What is required: Return all lines where the word "more" can be found.
[START Dataset extract]
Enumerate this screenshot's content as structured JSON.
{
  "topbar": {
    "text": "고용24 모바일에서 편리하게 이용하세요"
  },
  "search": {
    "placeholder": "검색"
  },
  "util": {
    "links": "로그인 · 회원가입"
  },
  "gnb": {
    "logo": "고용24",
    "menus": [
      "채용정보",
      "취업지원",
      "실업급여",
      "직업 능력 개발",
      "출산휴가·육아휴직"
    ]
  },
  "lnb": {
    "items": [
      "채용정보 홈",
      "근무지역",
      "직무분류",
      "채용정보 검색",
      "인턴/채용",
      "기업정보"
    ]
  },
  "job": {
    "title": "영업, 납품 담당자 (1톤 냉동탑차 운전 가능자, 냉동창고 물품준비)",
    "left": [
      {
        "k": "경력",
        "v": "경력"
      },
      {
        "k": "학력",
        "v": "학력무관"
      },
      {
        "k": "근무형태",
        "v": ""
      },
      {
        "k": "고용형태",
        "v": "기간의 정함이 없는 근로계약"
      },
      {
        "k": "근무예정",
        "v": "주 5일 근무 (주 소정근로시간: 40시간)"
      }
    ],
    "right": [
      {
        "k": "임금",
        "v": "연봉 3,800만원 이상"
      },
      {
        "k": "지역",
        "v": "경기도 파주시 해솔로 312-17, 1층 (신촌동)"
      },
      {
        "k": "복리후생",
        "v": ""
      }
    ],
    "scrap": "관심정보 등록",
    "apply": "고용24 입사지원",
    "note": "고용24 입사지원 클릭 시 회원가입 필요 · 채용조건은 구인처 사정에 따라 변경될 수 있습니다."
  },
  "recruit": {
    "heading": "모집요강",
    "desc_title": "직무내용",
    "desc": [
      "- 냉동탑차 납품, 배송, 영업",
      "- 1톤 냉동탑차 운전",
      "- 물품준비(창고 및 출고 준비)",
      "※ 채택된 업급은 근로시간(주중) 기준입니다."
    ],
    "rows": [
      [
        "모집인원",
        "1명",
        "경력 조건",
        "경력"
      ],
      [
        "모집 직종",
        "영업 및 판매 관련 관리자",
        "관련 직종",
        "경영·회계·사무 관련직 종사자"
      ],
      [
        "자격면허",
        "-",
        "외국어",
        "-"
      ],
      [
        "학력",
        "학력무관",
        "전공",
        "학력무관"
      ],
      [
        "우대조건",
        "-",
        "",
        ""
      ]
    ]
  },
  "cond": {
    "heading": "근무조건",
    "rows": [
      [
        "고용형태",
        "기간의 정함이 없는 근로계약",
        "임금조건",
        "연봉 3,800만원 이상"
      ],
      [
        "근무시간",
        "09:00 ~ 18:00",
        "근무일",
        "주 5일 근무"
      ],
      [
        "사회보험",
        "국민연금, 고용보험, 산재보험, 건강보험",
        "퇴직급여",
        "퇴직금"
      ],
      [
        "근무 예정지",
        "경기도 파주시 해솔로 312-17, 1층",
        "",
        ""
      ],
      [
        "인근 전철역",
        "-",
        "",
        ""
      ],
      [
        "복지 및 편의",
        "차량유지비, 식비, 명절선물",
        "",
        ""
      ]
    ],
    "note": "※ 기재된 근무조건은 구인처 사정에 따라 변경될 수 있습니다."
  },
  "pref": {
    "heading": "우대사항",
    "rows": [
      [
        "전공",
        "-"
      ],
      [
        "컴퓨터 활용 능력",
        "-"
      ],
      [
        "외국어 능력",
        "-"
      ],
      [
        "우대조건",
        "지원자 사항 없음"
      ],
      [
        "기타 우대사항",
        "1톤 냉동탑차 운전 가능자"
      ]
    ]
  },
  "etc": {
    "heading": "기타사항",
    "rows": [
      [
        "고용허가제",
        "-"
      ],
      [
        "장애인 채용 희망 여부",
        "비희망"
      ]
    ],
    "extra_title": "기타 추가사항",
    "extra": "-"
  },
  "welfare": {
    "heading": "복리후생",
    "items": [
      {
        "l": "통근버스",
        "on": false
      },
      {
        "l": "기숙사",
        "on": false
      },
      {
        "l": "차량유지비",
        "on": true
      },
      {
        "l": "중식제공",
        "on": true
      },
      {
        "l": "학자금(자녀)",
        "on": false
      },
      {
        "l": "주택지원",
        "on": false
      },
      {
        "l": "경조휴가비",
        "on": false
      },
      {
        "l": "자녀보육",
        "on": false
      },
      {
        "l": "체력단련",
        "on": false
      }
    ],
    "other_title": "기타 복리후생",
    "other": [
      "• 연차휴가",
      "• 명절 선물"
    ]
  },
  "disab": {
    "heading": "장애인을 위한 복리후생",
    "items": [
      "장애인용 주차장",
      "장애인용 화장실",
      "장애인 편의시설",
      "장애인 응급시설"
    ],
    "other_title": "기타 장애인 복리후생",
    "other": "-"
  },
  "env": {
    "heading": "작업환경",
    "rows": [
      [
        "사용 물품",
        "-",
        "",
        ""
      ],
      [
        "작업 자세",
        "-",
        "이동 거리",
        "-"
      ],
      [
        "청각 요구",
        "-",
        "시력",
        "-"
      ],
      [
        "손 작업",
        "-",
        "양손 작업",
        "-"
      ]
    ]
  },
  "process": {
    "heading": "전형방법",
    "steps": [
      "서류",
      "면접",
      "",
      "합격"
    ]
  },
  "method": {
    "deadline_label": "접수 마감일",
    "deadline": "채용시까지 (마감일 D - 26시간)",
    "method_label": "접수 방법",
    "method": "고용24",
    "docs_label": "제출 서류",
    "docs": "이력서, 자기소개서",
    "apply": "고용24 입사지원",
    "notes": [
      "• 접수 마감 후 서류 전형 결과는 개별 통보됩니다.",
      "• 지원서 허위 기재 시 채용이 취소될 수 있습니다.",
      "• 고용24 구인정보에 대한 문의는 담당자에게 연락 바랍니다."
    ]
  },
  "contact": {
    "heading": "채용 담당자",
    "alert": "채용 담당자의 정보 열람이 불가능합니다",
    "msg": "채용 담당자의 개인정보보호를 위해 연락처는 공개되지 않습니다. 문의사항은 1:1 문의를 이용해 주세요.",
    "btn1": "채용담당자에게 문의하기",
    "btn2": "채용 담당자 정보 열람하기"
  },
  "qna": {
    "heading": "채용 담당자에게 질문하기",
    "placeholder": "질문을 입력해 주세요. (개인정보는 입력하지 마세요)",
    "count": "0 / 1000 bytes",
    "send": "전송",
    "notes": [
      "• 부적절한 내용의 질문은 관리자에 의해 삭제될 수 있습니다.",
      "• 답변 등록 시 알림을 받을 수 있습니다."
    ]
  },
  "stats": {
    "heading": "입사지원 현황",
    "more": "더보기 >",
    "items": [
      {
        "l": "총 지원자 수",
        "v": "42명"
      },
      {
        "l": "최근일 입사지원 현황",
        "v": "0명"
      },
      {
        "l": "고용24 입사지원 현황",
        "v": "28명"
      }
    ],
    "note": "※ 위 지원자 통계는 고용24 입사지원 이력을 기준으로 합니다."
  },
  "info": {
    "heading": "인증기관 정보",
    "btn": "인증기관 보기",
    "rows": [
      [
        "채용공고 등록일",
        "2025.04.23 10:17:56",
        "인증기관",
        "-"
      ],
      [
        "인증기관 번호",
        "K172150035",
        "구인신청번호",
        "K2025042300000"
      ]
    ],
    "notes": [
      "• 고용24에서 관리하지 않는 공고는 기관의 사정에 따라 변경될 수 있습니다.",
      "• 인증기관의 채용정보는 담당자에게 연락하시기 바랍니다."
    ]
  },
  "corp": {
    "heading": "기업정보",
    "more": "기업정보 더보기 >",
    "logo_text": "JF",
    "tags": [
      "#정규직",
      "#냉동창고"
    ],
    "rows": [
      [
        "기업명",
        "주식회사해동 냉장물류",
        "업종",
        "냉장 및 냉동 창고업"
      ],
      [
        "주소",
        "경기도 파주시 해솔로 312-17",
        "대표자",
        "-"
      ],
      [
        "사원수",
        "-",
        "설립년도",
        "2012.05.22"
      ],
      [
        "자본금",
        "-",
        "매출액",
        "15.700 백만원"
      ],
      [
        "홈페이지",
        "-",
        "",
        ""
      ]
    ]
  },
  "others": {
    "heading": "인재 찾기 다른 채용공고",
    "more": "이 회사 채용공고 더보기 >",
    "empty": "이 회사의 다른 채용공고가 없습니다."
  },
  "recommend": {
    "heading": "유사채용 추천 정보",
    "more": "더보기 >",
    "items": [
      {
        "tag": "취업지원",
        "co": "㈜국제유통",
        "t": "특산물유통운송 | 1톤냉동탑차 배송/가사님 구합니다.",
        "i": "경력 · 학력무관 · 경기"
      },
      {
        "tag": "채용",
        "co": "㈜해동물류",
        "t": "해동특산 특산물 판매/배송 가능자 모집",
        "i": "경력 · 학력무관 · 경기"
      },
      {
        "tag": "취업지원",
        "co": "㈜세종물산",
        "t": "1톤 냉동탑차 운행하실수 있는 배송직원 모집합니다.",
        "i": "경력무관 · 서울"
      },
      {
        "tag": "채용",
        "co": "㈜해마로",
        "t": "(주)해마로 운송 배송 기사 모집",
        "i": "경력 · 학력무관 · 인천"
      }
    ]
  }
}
[END Dataset extract]
Exercise output:
    "more": "더보기 >",
    "more": "기업정보 더보기 >",
    "more": "이 회사 채용공고 더보기 >",
    "more": "더보기 >",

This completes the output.